本文抜粋:
^^^^

2024年8月17日土曜日

[IS-REC/ISSUES]『働き盛りの息子・娘に負担かけたくない!』~医療・介護の家族サポートとケア考~

 ●遠隔地のキーパースン

 公務員退職後も長らく現役社会人だったH氏(94歳)が倒れた。急性期病院治療後に当科紹介、廃用症候群として原病治療継続とリハビリを行う予定であった。しかし転院後に原病に伴うさまざまな続発症や合併症を起こして死地を彷徨った。その都度、東京在住のキーパースンであるH氏長男に直接来院していただいた。電話連絡で済ませられる場合もあったが生死に関わる事が多く遠隔地からの来院要請は致し方なかった。H氏長男は年齢的にも要職に着くエッセンシャルワーカーであり、時間のやりくりは相当大変だったに違いない。20数年前に両親を亡くしている私とH氏長男とではケアされる世代の私とケアする側の彼とで立場はまったく異なるが、とても人ごととは思えなかった。自分がH氏のようになった場合、多忙な遠方の息子・娘は果たして仕事を放って当地まで駆けつけて来れるだろうか?

●家族介護の現実

 団塊世代が75歳を過ぎ、75歳以上人口は2000万人を超える。厚労省の推計で2040年に生産年齢人口(15歳~64歳)が現在より2割減少し、いわゆる「8がけ社会」となる。2050年には高齢一人暮らし世帯が44%、2060年には65歳以上高齢者の3人に一人は認知症で何らかのケアが求められるようになる。高齢化や過疎化進行が全国平均よりずっと前をひた走る秋田県。日常、障害を抱えリハビリを行い、その後も外来で治療を続けるたくさんの患者さんをみていると、介護保険があっても経済的に施設利用も在宅サービスも困難、一方家族による介護力も乏しいといった悲惨な現実に突き当たる。夫と二人暮らしで外来通院中のS(89歳)さんは受診時に決まってケアする夫への愚痴や不満を繰り返す。起立・移動が困難なSさんを在宅で介護する夫の負担は相当だろう。しかし介護保険の自己負担額を考えると施設や在宅サービス利用は困難なのだ。同様な例は、退院先や退院後のサービスを検討するリハビリカンファランスでもしばしば話題となる。家族の介護力から在宅ケア主体の自宅退院が困難と判断されても、経済的理由から在宅を選択する家族がしばしばみられる。また家族介護のために息子・娘が離職して遠隔地から当地に戻るケースも数多い。家族の負担を最小限とするはずの介護保険が少子高齢化と「8がけ社会」の現実を前に機能不全を起こしつつある。

●ヤングケアラーとビジネスケアラー

 ある大手半導体メーカーの正社員を対象に親の介護について調査したところ、現在既に親の介護をしている 割合が12%、将来的に親の介護のため離職を考えているが65%だったという(朝日新聞、けいざい+『増えるビジネスケアラー』2024.6.12)。中堅社員を多く抱える大企業では親の介護の問題を相談できる仕組み作りも進んでいる。介護に関する最近の話題は、高齢者増加と高齢者・障害者家族を介護するヤングケアラーやビジネスケアラーの問題である。ヤングケアラーの問題は子の将来に関わるため深刻であり法律上、行政支援の対象となった。しかしその実態把握は不十分で支援体制の地域間格差は大きいという(毎日新聞2024年6月28日社説)。ビジネスケアラーでは、仕事と介護を両立させるタイムマネジメントが大変である。今後、介護される高齢世代が増加し、働きながら介護する人が確実に増えていくだろう。また生産年齢人口を構成する若い世代が東京一極に集中しているため、遠隔地の故郷に戻って家族介護に当たるベテラン社員の介護離職が中央の中・小・大企業で生じて来るだろう。これは職場内に限らず、現役世代が減少を続ける社会全体の大きな問題である。

^^^^

練習問題 1:
家族介護に関する本文から、「[IS-REC/ISSUES」という語句を含む部分で始まり「で駆けつけて来れるだろうか?」で終わる箇所を書き写してください。
練習問題 2:
家族介護に関する本文に照らして、次の(a)〜(c)が本文と合っているかをそれぞれ「はい」か「いいえ」で答え、判断の根拠となる本文の語句をそのまま引用してください。
(a) H氏の長男は東京に住んでいる。
(b) Sさんは一人暮らしで外来に通院している。
(c) 大手半導体メーカーの調査では、将来親の介護のために離職を考えている人の割合は12%だった。

^^^^

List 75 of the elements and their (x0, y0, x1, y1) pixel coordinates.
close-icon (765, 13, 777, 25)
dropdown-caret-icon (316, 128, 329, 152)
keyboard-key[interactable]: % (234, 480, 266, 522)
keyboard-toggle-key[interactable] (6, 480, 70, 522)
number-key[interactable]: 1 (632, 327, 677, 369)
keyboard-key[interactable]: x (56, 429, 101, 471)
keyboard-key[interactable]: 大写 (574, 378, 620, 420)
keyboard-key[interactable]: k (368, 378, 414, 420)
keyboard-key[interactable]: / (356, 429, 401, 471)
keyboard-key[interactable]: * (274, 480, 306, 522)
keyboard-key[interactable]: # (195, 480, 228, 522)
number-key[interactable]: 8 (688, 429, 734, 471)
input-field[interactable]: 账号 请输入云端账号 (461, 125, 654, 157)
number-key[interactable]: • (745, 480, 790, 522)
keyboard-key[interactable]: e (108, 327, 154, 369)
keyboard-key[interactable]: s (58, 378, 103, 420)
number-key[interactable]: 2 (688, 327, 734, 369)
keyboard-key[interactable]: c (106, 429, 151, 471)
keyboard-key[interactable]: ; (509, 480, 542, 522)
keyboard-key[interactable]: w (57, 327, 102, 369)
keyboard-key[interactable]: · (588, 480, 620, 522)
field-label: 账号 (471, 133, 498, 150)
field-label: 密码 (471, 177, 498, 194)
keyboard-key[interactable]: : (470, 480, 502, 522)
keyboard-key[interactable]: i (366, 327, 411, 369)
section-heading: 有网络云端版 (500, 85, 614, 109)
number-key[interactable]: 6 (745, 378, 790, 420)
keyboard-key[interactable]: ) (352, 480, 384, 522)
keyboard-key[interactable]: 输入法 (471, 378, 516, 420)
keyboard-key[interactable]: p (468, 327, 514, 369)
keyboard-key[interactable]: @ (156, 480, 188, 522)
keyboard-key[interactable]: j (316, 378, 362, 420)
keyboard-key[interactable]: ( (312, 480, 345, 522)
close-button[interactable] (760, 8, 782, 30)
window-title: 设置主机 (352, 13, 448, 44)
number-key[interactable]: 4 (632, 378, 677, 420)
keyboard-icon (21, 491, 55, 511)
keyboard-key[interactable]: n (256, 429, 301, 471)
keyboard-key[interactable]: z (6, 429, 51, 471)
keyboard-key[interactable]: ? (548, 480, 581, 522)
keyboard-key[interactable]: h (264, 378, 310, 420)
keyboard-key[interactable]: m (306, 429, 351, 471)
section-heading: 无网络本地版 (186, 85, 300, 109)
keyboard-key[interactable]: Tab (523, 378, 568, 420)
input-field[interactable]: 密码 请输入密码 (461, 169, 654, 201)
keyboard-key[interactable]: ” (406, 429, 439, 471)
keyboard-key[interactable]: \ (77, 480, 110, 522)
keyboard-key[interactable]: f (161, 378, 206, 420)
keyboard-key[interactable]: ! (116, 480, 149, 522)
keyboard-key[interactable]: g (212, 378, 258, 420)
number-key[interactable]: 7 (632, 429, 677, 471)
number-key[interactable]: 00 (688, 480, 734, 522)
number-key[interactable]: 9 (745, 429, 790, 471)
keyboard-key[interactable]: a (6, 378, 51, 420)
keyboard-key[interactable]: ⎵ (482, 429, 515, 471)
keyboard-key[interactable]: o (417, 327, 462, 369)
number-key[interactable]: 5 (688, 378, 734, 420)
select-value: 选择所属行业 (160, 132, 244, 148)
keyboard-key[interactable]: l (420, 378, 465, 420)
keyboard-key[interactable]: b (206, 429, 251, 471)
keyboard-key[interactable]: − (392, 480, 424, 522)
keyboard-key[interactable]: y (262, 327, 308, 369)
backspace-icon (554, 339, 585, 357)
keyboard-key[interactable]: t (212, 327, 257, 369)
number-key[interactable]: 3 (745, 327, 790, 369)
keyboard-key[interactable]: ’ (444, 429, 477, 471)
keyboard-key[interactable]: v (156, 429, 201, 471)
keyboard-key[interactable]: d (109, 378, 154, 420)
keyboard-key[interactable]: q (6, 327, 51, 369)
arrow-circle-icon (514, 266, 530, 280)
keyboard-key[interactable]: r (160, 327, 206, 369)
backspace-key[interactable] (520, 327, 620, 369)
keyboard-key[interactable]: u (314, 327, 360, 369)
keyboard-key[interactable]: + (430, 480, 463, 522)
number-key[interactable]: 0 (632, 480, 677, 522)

^^^^

解答 1:
[IS-REC/ISSUES]『働き盛りの息子・娘に負担かけたくない!』~医療・介護の家族サポートとケア考~

 ●遠隔地のキーパースン

 公務員退職後も長らく現役社会人だったH氏(94歳)が倒れた。急性期病院治療後に当科紹介、廃用症候群として原病治療継続とリハビリを行う予定であった。しかし転院後に原病に伴うさまざまな続発症や合併症を起こして死地を彷徨った。その都度、東京在住のキーパースンであるH氏長男に直接来院していただいた。電話連絡で済ませられる場合もあったが生死に関わる事が多く遠隔地からの来院要請は致し方なかった。H氏長男は年齢的にも要職に着くエッセンシャルワーカーであり、時間のやりくりは相当大変だったに違いない。20数年前に両親を亡くしている私とH氏長男とではケアされる世代の私とケアする側の彼とで立場はまったく異なるが、とても人ごととは思えなかった。自分がH氏のようになった場合、多忙な遠方の息子・娘は果たして仕事を放って当地まで駆けつけて来れるだろうか?

解答 2:
(a) はい。「東京在住のキーパースンであるH氏長男」
(b) いいえ。「夫と二人暮らしで外来通院中のS(89歳)さん」
(c) いいえ。「将来的に親の介護のため離職を考えているが65%だったという」